__WHAT IS REQUIRED__. Leave every picture out and write out the records below exactly.

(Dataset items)
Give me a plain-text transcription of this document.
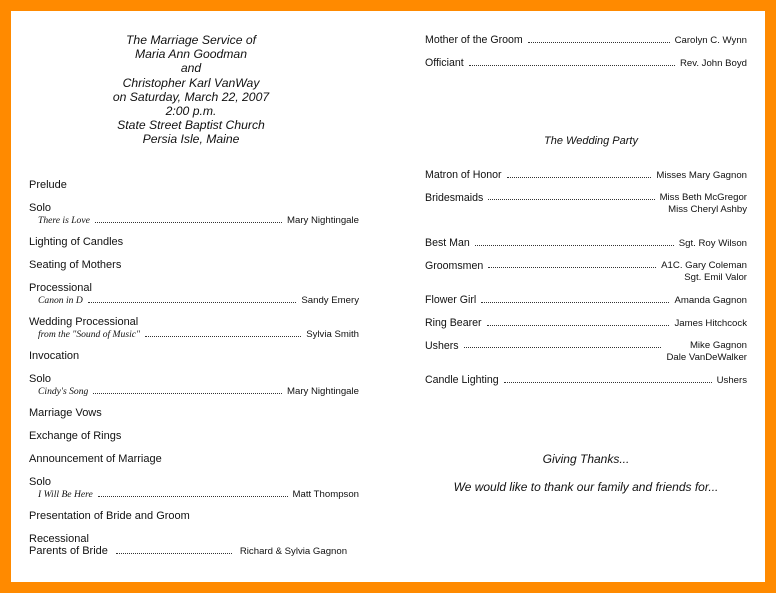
The Marriage Service of
Maria Ann Goodman
and
Christopher Karl VanWay
on Saturday, March 22, 2007
2:00 p.m.
State Street Baptist Church
Persia Isle, Maine
Prelude
Solo
There is Love	Mary Nightingale
Lighting of Candles
Seating of Mothers
Processional
Canon in D	Sandy Emery
Wedding Processional
from the "Sound of Music"	Sylvia Smith
Invocation
Solo
Cindy's Song	Mary Nightingale
Marriage Vows
Exchange of Rings
Announcement of Marriage
Solo
I Will Be Here	Matt Thompson
Presentation of Bride and Groom
Recessional
Parents of Bride	Richard & Sylvia Gagnon
Mother of the Groom	Carolyn C. Wynn
Officiant	Rev. John Boyd
The Wedding Party
Matron of Honor	Misses Mary Gagnon
Bridesmaids	Miss Beth McGregor
Miss Cheryl Ashby
Best Man	Sgt. Roy Wilson
Groomsmen	A1C. Gary Coleman
Sgt. Emil Valor
Flower Girl	Amanda Gagnon
Ring Bearer	James Hitchcock
Ushers	Mike Gagnon
Dale VanDeWalker
Candle Lighting	Ushers
Giving Thanks...
We would like to thank our family and friends for...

__FINAL RESULT__.
Give me a plain-text transcription of this document.
The Marriage Service of
Maria Ann Goodman
and
Christopher Karl VanWay
on Saturday, March 22, 2007
2:00 p.m.
State Street Baptist Church
Persia Isle, Maine
Prelude
Solo
There is Love	Mary Nightingale
Lighting of Candles
Seating of Mothers
Processional
Canon in D	Sandy Emery
Wedding Processional
from the "Sound of Music"	Sylvia Smith
Invocation
Solo
Cindy's Song	Mary Nightingale
Marriage Vows
Exchange of Rings
Announcement of Marriage
Solo
I Will Be Here	Matt Thompson
Presentation of Bride and Groom
Recessional
Parents of Bride	Richard & Sylvia Gagnon
Mother of the Groom	Carolyn C. Wynn
Officiant	Rev. John Boyd
The Wedding Party
Matron of Honor	Misses Mary Gagnon
Bridesmaids	Miss Beth McGregor
Miss Cheryl Ashby
Best Man	Sgt. Roy Wilson
Groomsmen	A1C. Gary Coleman
Sgt. Emil Valor
Flower Girl	Amanda Gagnon
Ring Bearer	James Hitchcock
Ushers	Mike Gagnon
Dale VanDeWalker
Candle Lighting	Ushers
Giving Thanks...
We would like to thank our family and friends for...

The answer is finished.